Records excerpted from a collection
★ ★ ★ ★ ★ ★ ★

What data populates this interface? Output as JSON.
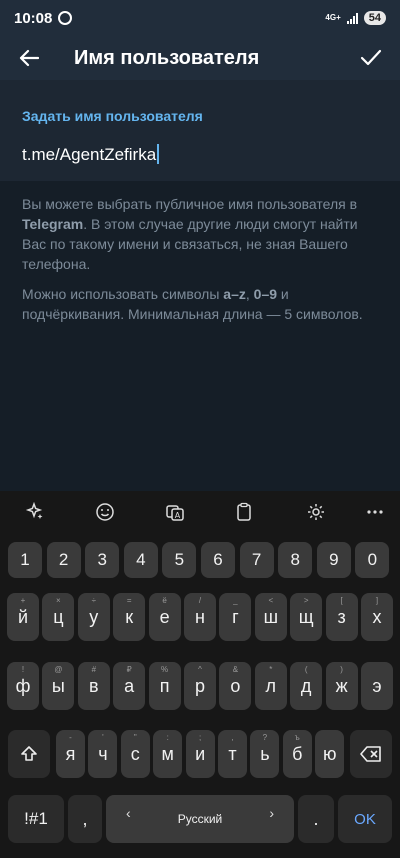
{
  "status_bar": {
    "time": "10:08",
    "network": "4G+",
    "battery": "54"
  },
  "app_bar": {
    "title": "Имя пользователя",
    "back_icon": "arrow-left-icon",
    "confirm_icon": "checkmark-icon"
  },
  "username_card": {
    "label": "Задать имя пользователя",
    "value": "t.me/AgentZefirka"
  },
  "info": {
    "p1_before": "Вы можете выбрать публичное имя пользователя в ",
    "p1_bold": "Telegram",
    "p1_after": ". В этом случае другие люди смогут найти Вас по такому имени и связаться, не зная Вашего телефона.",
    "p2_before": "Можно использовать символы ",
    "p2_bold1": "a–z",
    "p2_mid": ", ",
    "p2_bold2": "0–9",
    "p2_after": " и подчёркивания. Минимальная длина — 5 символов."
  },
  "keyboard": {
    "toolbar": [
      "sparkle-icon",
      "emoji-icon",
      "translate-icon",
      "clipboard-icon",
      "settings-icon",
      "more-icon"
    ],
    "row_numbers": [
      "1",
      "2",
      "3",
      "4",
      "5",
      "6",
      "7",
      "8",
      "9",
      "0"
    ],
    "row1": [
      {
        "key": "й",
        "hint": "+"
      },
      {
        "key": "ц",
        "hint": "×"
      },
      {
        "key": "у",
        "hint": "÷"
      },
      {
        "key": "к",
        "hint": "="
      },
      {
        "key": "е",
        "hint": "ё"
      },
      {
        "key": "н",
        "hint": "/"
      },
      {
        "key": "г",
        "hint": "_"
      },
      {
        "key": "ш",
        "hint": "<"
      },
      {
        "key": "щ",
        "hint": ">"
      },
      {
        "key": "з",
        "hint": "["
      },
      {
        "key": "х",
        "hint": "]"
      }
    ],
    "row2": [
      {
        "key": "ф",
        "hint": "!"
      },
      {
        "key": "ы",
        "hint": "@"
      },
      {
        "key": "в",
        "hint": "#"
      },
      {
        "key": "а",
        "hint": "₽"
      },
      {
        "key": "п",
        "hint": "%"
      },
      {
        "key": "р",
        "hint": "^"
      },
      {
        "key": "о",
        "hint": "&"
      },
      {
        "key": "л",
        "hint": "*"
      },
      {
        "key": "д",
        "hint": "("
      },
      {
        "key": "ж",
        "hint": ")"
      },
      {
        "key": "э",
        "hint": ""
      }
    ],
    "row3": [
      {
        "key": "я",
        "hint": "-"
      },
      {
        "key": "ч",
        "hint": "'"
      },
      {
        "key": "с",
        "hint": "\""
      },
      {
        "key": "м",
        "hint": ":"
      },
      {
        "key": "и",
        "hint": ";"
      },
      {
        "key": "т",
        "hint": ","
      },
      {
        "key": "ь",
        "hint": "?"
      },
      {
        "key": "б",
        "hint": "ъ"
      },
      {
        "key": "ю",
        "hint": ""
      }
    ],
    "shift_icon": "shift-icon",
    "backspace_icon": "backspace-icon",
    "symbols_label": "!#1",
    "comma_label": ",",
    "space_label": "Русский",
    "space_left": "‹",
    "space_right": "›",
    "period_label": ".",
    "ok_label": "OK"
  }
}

★ ★ ★ ★ ★ ★ ★

Retype the whole listing, keeping every line identical and omitting all pictures.

## THE RESULT
What data populates this interface? Output as JSON.
{
  "status_bar": {
    "time": "10:08",
    "network": "4G+",
    "battery": "54"
  },
  "app_bar": {
    "title": "Имя пользователя",
    "back_icon": "arrow-left-icon",
    "confirm_icon": "checkmark-icon"
  },
  "username_card": {
    "label": "Задать имя пользователя",
    "value": "t.me/AgentZefirka"
  },
  "info": {
    "p1_before": "Вы можете выбрать публичное имя пользователя в ",
    "p1_bold": "Telegram",
    "p1_after": ". В этом случае другие люди смогут найти Вас по такому имени и связаться, не зная Вашего телефона.",
    "p2_before": "Можно использовать символы ",
    "p2_bold1": "a–z",
    "p2_mid": ", ",
    "p2_bold2": "0–9",
    "p2_after": " и подчёркивания. Минимальная длина — 5 символов."
  },
  "keyboard": {
    "toolbar": [
      "sparkle-icon",
      "emoji-icon",
      "translate-icon",
      "clipboard-icon",
      "settings-icon",
      "more-icon"
    ],
    "row_numbers": [
      "1",
      "2",
      "3",
      "4",
      "5",
      "6",
      "7",
      "8",
      "9",
      "0"
    ],
    "row1": [
      {
        "key": "й",
        "hint": "+"
      },
      {
        "key": "ц",
        "hint": "×"
      },
      {
        "key": "у",
        "hint": "÷"
      },
      {
        "key": "к",
        "hint": "="
      },
      {
        "key": "е",
        "hint": "ё"
      },
      {
        "key": "н",
        "hint": "/"
      },
      {
        "key": "г",
        "hint": "_"
      },
      {
        "key": "ш",
        "hint": "<"
      },
      {
        "key": "щ",
        "hint": ">"
      },
      {
        "key": "з",
        "hint": "["
      },
      {
        "key": "х",
        "hint": "]"
      }
    ],
    "row2": [
      {
        "key": "ф",
        "hint": "!"
      },
      {
        "key": "ы",
        "hint": "@"
      },
      {
        "key": "в",
        "hint": "#"
      },
      {
        "key": "а",
        "hint": "₽"
      },
      {
        "key": "п",
        "hint": "%"
      },
      {
        "key": "р",
        "hint": "^"
      },
      {
        "key": "о",
        "hint": "&"
      },
      {
        "key": "л",
        "hint": "*"
      },
      {
        "key": "д",
        "hint": "("
      },
      {
        "key": "ж",
        "hint": ")"
      },
      {
        "key": "э",
        "hint": ""
      }
    ],
    "row3": [
      {
        "key": "я",
        "hint": "-"
      },
      {
        "key": "ч",
        "hint": "'"
      },
      {
        "key": "с",
        "hint": "\""
      },
      {
        "key": "м",
        "hint": ":"
      },
      {
        "key": "и",
        "hint": ";"
      },
      {
        "key": "т",
        "hint": ","
      },
      {
        "key": "ь",
        "hint": "?"
      },
      {
        "key": "б",
        "hint": "ъ"
      },
      {
        "key": "ю",
        "hint": ""
      }
    ],
    "shift_icon": "shift-icon",
    "backspace_icon": "backspace-icon",
    "symbols_label": "!#1",
    "comma_label": ",",
    "space_label": "Русский",
    "space_left": "‹",
    "space_right": "›",
    "period_label": ".",
    "ok_label": "OK"
  }
}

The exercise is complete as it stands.